• [Short problem]
Pull out each line of the records holding the string "ROOMS".

• [Entries shown]
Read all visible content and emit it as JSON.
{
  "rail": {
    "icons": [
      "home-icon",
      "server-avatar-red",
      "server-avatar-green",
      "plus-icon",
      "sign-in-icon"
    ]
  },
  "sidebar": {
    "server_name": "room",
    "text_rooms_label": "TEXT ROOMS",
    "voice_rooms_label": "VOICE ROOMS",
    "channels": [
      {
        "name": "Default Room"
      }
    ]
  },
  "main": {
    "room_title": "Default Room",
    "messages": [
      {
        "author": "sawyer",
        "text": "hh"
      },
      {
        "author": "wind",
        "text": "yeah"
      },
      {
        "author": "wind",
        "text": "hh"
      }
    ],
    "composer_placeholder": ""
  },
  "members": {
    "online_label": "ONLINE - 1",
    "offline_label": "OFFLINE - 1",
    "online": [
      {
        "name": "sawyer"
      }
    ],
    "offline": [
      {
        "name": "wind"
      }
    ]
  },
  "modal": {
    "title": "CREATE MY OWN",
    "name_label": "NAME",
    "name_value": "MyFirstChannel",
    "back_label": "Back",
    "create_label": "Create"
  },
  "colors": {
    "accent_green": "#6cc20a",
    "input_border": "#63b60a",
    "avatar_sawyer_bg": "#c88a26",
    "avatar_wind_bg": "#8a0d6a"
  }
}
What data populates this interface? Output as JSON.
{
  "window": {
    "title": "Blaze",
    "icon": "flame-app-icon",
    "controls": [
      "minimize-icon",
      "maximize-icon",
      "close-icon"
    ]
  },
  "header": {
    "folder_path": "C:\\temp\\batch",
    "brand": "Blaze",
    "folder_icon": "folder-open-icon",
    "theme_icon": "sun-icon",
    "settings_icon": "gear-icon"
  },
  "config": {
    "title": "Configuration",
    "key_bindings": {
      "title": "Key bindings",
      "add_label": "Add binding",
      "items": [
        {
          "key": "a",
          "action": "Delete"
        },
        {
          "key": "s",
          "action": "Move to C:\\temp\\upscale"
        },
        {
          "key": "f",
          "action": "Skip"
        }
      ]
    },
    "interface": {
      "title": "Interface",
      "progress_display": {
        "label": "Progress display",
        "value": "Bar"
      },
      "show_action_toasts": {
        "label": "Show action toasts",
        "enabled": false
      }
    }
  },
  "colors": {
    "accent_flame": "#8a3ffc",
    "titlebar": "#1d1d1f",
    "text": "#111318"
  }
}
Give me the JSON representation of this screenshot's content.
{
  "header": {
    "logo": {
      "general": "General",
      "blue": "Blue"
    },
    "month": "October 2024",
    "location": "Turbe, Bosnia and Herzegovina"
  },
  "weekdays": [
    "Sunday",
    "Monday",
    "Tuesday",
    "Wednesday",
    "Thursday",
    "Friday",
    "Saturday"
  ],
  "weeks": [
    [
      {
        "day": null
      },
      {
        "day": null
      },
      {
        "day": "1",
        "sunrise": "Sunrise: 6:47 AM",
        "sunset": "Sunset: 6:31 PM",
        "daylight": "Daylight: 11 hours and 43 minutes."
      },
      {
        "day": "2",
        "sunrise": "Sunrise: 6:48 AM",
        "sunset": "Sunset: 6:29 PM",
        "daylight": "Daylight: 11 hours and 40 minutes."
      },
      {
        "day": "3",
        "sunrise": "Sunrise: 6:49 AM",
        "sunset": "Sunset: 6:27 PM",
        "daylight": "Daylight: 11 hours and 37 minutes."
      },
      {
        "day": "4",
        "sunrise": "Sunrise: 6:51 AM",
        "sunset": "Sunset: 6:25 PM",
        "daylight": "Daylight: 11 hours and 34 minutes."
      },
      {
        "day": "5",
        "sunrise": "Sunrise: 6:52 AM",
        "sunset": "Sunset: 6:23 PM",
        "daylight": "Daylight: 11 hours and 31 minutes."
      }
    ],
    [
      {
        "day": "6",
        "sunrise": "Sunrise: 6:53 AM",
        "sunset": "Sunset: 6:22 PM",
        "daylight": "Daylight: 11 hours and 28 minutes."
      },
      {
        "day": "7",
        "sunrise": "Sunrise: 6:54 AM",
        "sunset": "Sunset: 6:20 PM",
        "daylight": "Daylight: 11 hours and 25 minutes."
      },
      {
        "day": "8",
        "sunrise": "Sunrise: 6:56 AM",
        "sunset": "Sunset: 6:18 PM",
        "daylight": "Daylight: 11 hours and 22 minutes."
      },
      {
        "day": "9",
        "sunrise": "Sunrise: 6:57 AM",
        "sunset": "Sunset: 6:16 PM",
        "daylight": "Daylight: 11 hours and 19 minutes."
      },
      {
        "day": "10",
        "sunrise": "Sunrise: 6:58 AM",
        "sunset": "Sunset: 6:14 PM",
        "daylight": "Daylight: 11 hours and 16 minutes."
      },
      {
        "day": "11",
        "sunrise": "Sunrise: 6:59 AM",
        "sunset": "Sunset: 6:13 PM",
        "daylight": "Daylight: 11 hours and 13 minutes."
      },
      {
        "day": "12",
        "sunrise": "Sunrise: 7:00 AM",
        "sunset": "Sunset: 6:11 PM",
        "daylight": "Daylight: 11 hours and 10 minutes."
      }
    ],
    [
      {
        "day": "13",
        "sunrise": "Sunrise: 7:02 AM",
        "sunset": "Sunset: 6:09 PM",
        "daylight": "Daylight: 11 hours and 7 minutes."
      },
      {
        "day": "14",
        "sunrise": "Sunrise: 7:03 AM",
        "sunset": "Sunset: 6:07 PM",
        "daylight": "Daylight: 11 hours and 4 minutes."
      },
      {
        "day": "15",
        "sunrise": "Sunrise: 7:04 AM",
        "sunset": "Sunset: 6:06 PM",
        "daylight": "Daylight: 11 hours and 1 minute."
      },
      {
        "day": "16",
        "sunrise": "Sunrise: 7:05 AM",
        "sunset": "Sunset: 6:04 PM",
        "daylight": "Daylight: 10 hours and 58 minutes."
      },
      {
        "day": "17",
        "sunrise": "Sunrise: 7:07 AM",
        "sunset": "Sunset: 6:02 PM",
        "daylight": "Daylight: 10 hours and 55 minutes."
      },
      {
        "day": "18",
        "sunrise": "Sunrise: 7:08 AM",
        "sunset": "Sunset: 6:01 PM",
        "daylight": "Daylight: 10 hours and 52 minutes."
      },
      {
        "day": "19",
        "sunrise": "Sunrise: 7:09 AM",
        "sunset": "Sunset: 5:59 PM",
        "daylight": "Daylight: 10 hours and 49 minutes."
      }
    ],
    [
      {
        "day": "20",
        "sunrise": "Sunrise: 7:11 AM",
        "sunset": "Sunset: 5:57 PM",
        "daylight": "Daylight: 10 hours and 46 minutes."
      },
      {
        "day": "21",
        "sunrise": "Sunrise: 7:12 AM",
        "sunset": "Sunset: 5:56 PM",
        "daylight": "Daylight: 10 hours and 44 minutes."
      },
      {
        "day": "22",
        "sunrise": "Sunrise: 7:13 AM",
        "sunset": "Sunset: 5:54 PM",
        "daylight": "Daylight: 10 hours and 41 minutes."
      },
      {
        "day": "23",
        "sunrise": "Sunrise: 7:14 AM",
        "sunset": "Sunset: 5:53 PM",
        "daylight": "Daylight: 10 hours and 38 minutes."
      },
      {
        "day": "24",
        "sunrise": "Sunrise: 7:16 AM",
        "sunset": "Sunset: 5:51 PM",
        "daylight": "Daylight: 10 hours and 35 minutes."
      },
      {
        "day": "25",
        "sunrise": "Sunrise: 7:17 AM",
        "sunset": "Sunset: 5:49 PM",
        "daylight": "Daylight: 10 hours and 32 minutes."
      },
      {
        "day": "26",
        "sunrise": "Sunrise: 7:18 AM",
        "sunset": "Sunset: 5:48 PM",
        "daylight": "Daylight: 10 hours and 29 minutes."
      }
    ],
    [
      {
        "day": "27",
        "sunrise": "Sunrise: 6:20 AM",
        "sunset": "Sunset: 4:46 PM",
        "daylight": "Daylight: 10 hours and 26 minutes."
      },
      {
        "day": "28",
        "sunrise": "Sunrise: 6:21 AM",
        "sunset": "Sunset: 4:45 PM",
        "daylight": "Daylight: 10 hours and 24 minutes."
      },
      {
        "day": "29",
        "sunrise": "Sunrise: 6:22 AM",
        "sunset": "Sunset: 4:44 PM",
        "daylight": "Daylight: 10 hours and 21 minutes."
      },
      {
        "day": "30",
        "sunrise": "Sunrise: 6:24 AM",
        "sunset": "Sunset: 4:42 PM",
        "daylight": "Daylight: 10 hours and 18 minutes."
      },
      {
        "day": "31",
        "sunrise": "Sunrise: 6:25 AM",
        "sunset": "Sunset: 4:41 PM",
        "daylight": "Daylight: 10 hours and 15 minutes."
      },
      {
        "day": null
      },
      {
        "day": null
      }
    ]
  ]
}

• [Result for this exercise]
    "text_rooms_label": "TEXT ROOMS",
    "voice_rooms_label": "VOICE ROOMS",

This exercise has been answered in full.